EXERCISE INPUTS:
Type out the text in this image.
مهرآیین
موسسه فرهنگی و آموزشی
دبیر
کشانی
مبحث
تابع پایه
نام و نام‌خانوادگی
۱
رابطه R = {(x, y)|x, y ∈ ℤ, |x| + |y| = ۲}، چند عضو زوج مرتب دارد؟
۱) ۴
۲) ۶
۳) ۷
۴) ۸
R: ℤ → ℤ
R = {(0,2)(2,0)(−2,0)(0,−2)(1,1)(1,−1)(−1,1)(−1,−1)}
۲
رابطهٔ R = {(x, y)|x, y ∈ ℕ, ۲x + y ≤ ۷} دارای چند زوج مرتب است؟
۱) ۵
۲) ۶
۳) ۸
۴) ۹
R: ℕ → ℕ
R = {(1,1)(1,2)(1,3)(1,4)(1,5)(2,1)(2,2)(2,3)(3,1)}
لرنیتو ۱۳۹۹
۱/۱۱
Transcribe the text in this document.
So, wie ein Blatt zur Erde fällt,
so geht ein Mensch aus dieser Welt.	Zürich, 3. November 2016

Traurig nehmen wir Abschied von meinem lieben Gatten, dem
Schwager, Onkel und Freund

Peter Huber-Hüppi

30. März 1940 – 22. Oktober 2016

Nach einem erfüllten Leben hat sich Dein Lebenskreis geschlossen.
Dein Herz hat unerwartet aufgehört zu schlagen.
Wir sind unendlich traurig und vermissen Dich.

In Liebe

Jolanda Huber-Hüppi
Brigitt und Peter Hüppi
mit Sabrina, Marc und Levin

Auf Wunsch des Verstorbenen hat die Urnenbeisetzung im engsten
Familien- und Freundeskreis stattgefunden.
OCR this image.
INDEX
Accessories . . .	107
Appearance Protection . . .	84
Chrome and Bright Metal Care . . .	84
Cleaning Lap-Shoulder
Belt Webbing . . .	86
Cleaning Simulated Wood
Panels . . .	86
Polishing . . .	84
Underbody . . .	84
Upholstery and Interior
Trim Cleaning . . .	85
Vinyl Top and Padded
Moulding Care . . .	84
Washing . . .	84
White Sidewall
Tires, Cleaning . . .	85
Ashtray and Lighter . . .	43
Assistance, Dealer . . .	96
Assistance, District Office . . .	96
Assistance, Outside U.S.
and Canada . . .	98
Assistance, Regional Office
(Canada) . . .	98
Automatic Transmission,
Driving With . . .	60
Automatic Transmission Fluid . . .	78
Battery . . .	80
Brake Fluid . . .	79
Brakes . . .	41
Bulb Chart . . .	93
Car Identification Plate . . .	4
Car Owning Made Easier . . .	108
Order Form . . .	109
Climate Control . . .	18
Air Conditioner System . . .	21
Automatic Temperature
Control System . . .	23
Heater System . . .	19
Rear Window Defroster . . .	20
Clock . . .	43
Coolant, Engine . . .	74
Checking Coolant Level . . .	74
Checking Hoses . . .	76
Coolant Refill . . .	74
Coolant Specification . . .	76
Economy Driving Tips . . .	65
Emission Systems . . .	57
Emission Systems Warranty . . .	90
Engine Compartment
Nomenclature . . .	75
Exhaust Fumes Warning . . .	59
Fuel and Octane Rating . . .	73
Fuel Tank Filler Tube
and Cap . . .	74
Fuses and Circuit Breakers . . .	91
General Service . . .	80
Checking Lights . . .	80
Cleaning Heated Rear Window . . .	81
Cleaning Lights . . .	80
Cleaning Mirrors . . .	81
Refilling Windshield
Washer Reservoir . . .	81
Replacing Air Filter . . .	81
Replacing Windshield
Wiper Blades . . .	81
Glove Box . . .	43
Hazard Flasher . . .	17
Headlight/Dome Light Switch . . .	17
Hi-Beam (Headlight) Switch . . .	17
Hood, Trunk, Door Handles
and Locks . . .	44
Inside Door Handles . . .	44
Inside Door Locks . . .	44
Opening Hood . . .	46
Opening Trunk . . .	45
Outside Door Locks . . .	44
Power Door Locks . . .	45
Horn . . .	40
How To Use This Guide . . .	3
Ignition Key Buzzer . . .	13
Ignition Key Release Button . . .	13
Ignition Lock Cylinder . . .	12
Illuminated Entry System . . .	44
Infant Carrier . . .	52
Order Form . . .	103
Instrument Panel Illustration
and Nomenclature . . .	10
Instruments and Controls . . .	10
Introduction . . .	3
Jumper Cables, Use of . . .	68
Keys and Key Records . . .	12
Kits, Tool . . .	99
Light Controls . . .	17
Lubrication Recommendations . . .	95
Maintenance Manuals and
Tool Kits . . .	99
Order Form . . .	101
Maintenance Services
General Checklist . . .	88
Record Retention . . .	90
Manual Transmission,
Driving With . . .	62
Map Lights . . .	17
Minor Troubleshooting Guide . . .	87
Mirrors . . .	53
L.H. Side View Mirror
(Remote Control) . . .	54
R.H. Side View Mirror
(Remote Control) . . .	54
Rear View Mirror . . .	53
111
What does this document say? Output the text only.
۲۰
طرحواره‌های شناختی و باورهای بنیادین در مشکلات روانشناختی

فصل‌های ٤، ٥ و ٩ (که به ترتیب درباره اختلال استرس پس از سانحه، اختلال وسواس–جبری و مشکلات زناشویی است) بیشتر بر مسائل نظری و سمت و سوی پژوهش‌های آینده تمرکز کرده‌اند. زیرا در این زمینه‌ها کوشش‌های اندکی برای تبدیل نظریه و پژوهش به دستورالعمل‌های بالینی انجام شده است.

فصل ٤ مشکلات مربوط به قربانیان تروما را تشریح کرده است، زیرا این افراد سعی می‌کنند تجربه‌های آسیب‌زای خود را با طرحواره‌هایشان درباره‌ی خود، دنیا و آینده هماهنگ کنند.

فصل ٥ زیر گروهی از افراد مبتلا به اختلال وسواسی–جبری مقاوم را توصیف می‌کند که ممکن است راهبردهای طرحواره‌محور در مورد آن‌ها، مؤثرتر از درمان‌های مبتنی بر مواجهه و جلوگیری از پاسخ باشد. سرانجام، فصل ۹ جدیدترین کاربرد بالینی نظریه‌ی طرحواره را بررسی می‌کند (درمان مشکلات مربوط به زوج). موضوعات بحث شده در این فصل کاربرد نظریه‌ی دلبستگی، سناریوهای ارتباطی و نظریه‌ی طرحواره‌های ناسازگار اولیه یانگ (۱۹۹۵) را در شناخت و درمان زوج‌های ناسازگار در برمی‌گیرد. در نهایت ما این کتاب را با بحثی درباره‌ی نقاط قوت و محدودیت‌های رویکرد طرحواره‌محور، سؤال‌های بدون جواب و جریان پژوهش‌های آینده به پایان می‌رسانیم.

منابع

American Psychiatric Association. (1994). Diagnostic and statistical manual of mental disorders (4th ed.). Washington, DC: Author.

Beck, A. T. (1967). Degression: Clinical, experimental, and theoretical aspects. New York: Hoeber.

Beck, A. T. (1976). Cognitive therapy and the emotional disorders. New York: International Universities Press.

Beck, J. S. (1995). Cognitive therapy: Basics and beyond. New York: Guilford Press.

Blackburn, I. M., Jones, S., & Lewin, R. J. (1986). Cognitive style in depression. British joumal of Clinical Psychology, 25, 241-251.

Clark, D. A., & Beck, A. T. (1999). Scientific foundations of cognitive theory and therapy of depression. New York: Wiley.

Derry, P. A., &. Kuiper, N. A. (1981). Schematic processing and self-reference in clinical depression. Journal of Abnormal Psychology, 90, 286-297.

TASK: Extract all lines from the material above that include the word "Ignition".

EXERCISE OUTPUT:
Ignition Key Buzzer . . .	13
Ignition Key Release Button . . .	13
Ignition Lock Cylinder . . .	12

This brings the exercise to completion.